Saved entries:
>> begin

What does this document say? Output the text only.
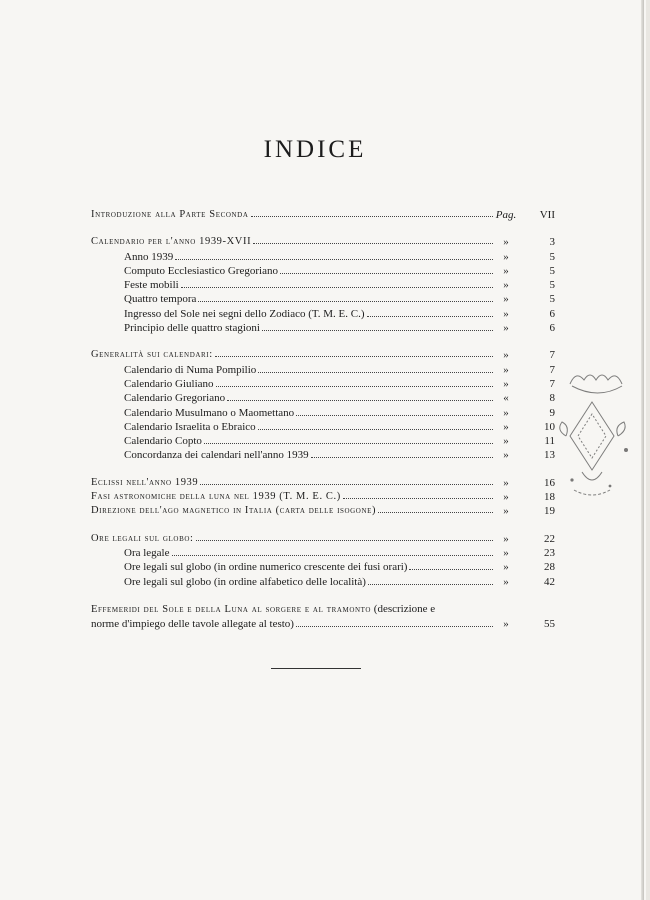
INDICE
Introduzione alla Parte Seconda	Pag.	VII
Calendario per l'anno 1939-XVII	»	3
Anno 1939	»	5
Computo Ecclesiastico Gregoriano	»	5
Feste mobili	»	5
Quattro tempora	»	5
Ingresso del Sole nei segni dello Zodiaco (T. M. E. C.)	»	6
Principio delle quattro stagioni	»	6
Generalità sui calendari:	»	7
Calendario di Numa Pompilio	»	7
Calendario Giuliano	»	7
Calendario Gregoriano	«	8
Calendario Musulmano o Maomettano	»	9
Calendario Israelita o Ebraico	»	10
Calendario Copto	»	11
Concordanza dei calendari nell'anno 1939	»	13
Eclissi nell'anno 1939	»	16
Fasi astronomiche della luna nel 1939 (T. M. E. C.)	»	18
Direzione dell'ago magnetico in Italia (carta delle isogone)	»	19
Ore legali sul globo:	»	22
Ora legale	»	23
Ore legali sul globo (in ordine numerico crescente dei fusi orari)	»	28
Ore legali sul globo (in ordine alfabetico delle località)	»	42
Effemeridi del Sole e della Luna al sorgere e al tramonto (descrizione e
norme d'impiego delle tavole allegate al testo)	»	55
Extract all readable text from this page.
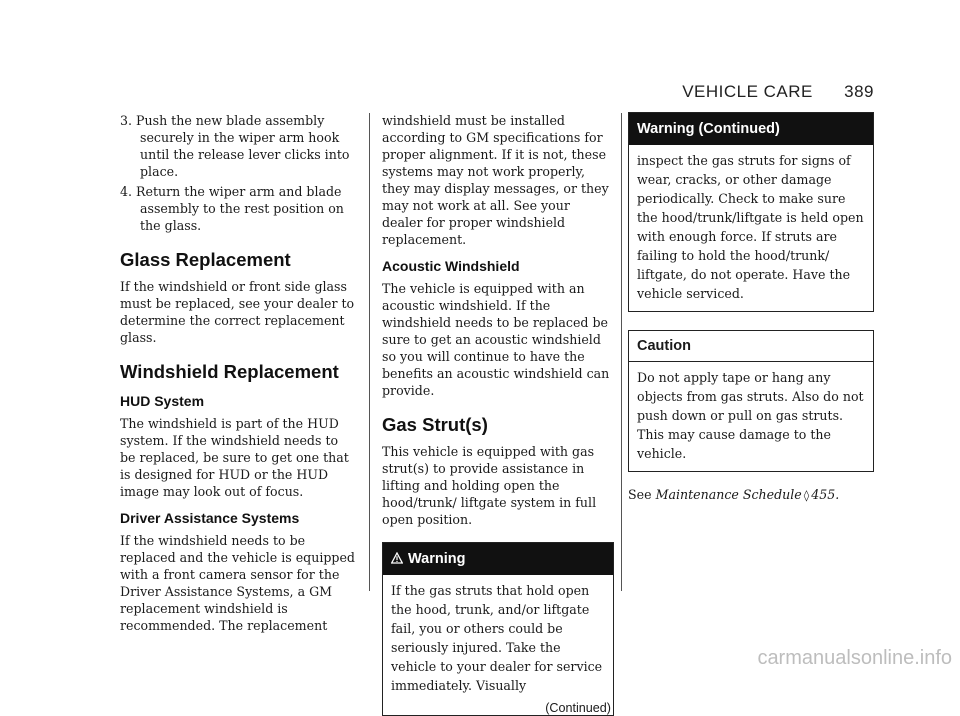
VEHICLE CARE 389

3. Push the new blade assembly securely in the wiper arm hook until the release lever clicks into place.

4. Return the wiper arm and blade assembly to the rest position on the glass.

Glass Replacement

If the windshield or front side glass must be replaced, see your dealer to determine the correct replacement glass.

Windshield Replacement
HUD System

The windshield is part of the HUD system. If the windshield needs to be replaced, be sure to get one that is designed for HUD or the HUD image may look out of focus.

Driver Assistance Systems

If the windshield needs to be replaced and the vehicle is equipped with a front camera sensor for the Driver Assistance Systems, a GM replacement windshield is recommended. The replacement

windshield must be installed according to GM specifications for proper alignment. If it is not, these systems may not work properly, they may display messages, or they may not work at all. See your dealer for proper windshield replacement.

Acoustic Windshield

The vehicle is equipped with an acoustic windshield. If the windshield needs to be replaced be sure to get an acoustic windshield so you will continue to have the benefits an acoustic windshield can provide.

Gas Strut(s)

This vehicle is equipped with gas strut(s) to provide assistance in lifting and holding open the hood/trunk/ liftgate system in full open position.

Warning
If the gas struts that hold open the hood, trunk, and/or liftgate fail, you or others could be seriously injured. Take the vehicle to your dealer for service immediately. Visually
(Continued)
Warning (Continued)
inspect the gas struts for signs of wear, cracks, or other damage periodically. Check to make sure the hood/trunk/liftgate is held open with enough force. If struts are failing to hold the hood/trunk/ liftgate, do not operate. Have the vehicle serviced.
Caution
Do not apply tape or hang any objects from gas struts. Also do not push down or pull on gas struts. This may cause damage to the vehicle.

See Maintenance Schedule ◊ 455.

carmanualsonline.info
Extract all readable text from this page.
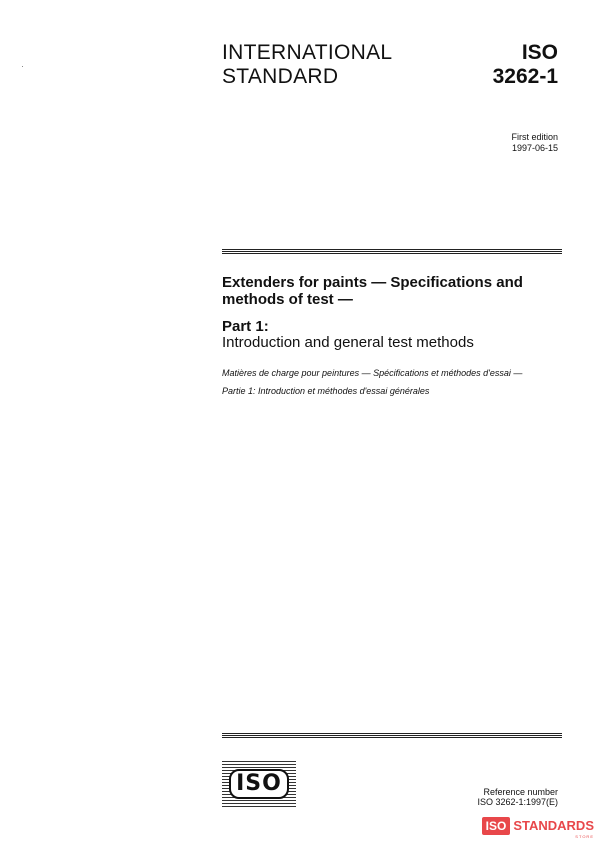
INTERNATIONAL
STANDARD
ISO
3262-1
First edition
1997-06-15
Extenders for paints — Specifications and methods of test —
Part 1:
Introduction and general test methods
Matières de charge pour peintures — Spécifications et méthodes d'essai —
Partie 1: Introduction et méthodes d'essai générales
ISO	Reference number
ISO 3262-1:1997(E)
ISO STANDARDS
STORE
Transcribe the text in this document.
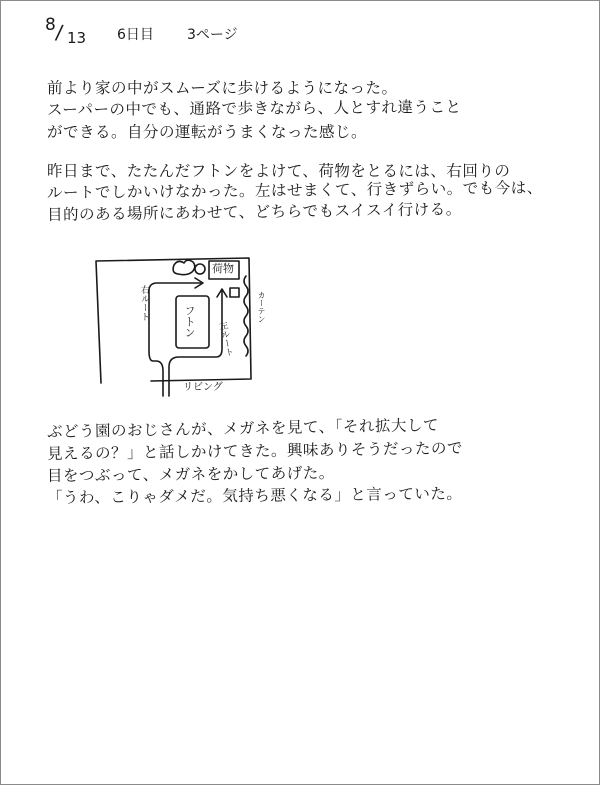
8
/ 13 6日目 3ページ
前より家の中がスムーズに歩けるようになった。
スーパーの中でも、通路で歩きながら、人とすれ違うこと
ができる。自分の運転がうまくなった感じ。
昨日まで、たたんだフトンをよけて、荷物をとるには、右回りの
ルートでしかいけなかった。左はせまくて、行きずらい。でも今は、
目的のある場所にあわせて、どちらでもスイスイ行ける。
フトン
荷物
右ルート
左ルート
カーテン
リビング
ぶどう園のおじさんが、メガネを見て、「それ拡大して
見えるの？」と話しかけてきた。興味ありそうだったので
目をつぶって、メガネをかしてあげた。
「うわ、こりゃダメだ。気持ち悪くなる」と言っていた。
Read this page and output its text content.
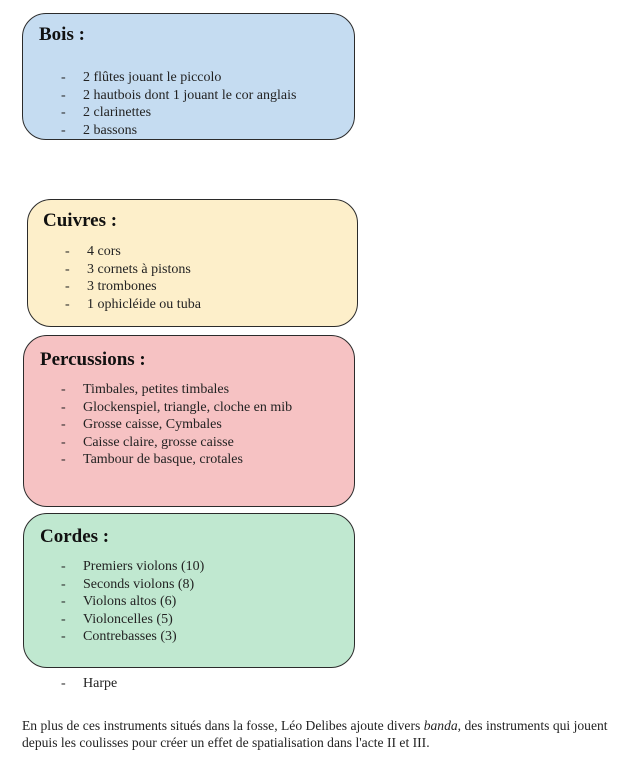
Bois :
- 2 flûtes jouant le piccolo
- 2 hautbois dont 1 jouant le cor anglais
- 2 clarinettes
- 2 bassons
Cuivres :
- 4 cors
- 3 cornets à pistons
- 3 trombones
- 1 ophicléide ou tuba
Percussions :
- Timbales, petites timbales
- Glockenspiel, triangle, cloche en mib
- Grosse caisse, Cymbales
- Caisse claire, grosse caisse
- Tambour de basque, crotales
Cordes :
- Premiers violons (10)
- Seconds violons (8)
- Violons altos (6)
- Violoncelles (5)
- Contrebasses (3)
- Harpe

En plus de ces instruments situés dans la fosse, Léo Delibes ajoute divers banda, des instruments qui jouent depuis les coulisses pour créer un effet de spatialisation dans l'acte II et III.
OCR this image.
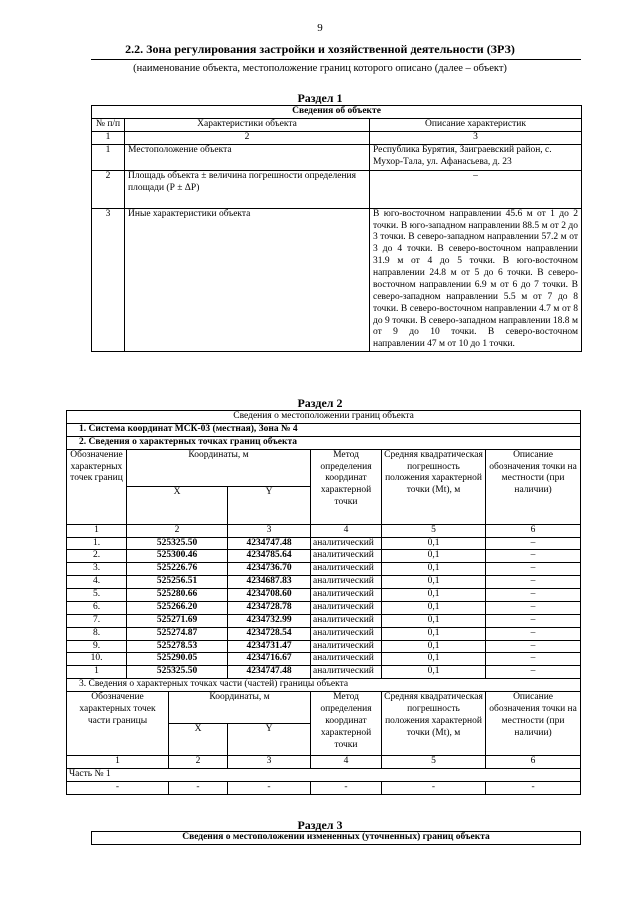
9
2.2. Зона регулирования застройки и хозяйственной деятельности (ЗРЗ)
(наименование объекта, местоположение границ которого описано (далее – объект)
Раздел 1
Сведения об объекте		
№ п/п	Характеристики объекта	Описание характеристик
1	2	3
1	Местоположение объекта	Республика Бурятия, Заиграевский район, с. Мухор-Тала, ул. Афанасьева, д. 23
2	Площадь объекта ± величина погрешности определения площади (Р ± ΔР)	–
3	Иные характеристики объекта	В юго-восточном направлении 45.6 м от 1 до 2 точки. В юго-западном направлении 88.5 м от 2 до 3 точки. В северо-западном направлении 57.2 м от 3 до 4 точки. В северо-восточном направлении 31.9 м от 4 до 5 точки. В юго-восточном направлении 24.8 м от 5 до 6 точки. В северо-восточном направлении 6.9 м от 6 до 7 точки. В северо-западном направлении 5.5 м от 7 до 8 точки. В северо-восточном направлении 4.7 м от 8 до 9 точки. В северо-западном направлении 18.8 м от 9 до 10 точки. В северо-восточном направлении 47 м от 10 до 1 точки.
Раздел 2
Сведения о местоположении границ объекта						
1. Система координат МСК-03 (местная), Зона № 4						
2. Сведения о характерных точках границ объекта						
Обозначение характерных точек границ	Координаты, м			Метод определения координат характерной точки	Средняя квадратическая погрешность положения характерной точки (Mt), м	Описание обозначения точки на местности (при наличии)
	X		Y			
1	2		3	4	5	6
1.	525325.50		4234747.48	аналитический	0,1	–
2.	525300.46		4234785.64	аналитический	0,1	–
3.	525226.76		4234736.70	аналитический	0,1	–
4.	525256.51		4234687.83	аналитический	0,1	–
5.	525280.66		4234708.60	аналитический	0,1	–
6.	525266.20		4234728.78	аналитический	0,1	–
7.	525271.69		4234732.99	аналитический	0,1	–
8.	525274.87		4234728.54	аналитический	0,1	–
9.	525278.53		4234731.47	аналитический	0,1	–
10.	525290.05		4234716.67	аналитический	0,1	–
1	525325.50		4234747.48	аналитический	0,1	–
3. Сведения о характерных точках части (частей) границы объекта						
Обозначение характерных точек части границы		Координаты, м		Метод определения координат характерной точки	Средняя квадратическая погрешность положения характерной точки (Mt), м	Описание обозначения точки на местности (при наличии)
		X	Y			
1		2	3	4	5	6
Часть № 1						
-		-	-	-	-	-
Раздел 3
Сведения о местоположении измененных (уточненных) границ объекта
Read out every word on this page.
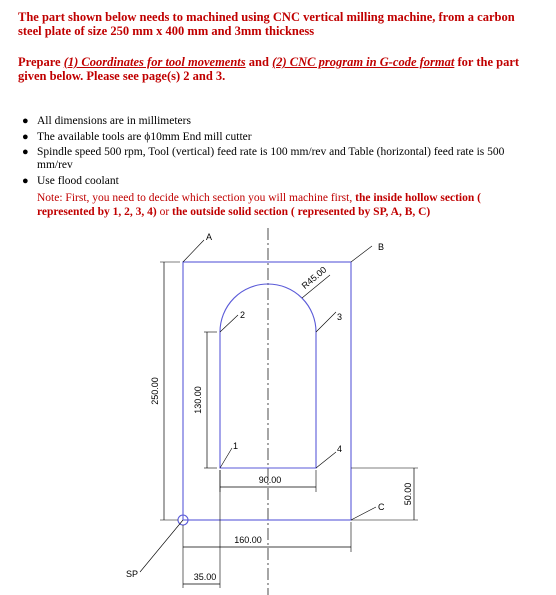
The part shown below needs to machined using CNC vertical milling machine, from a carbon steel plate of size 250 mm x 400 mm and 3mm thickness
Prepare (1) Coordinates for tool movements and (2) CNC program in G-code format for the part given below. Please see page(s) 2 and 3.
● All dimensions are in millimeters
● The available tools are ϕ10mm End mill cutter
● Spindle speed 500 rpm, Tool (vertical) feed rate is 100 mm/rev and Table (horizontal) feed rate is 500 mm/rev
● Use flood coolant
Note: First, you need to decide which section you will machine first, the inside hollow section ( represented by 1, 2, 3, 4) or the outside solid section ( represented by SP, A, B, C)
A
B
C
SP
1
2	3
4
250.00	130.00
R45.00
90.00
160.00
35.00
50.00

>> end

__Exercise__
Every line above that contains the word "Introduction" should be reported.

__Written response__
Introduction and general test methods
Partie 1: Introduction et méthodes d'essai générales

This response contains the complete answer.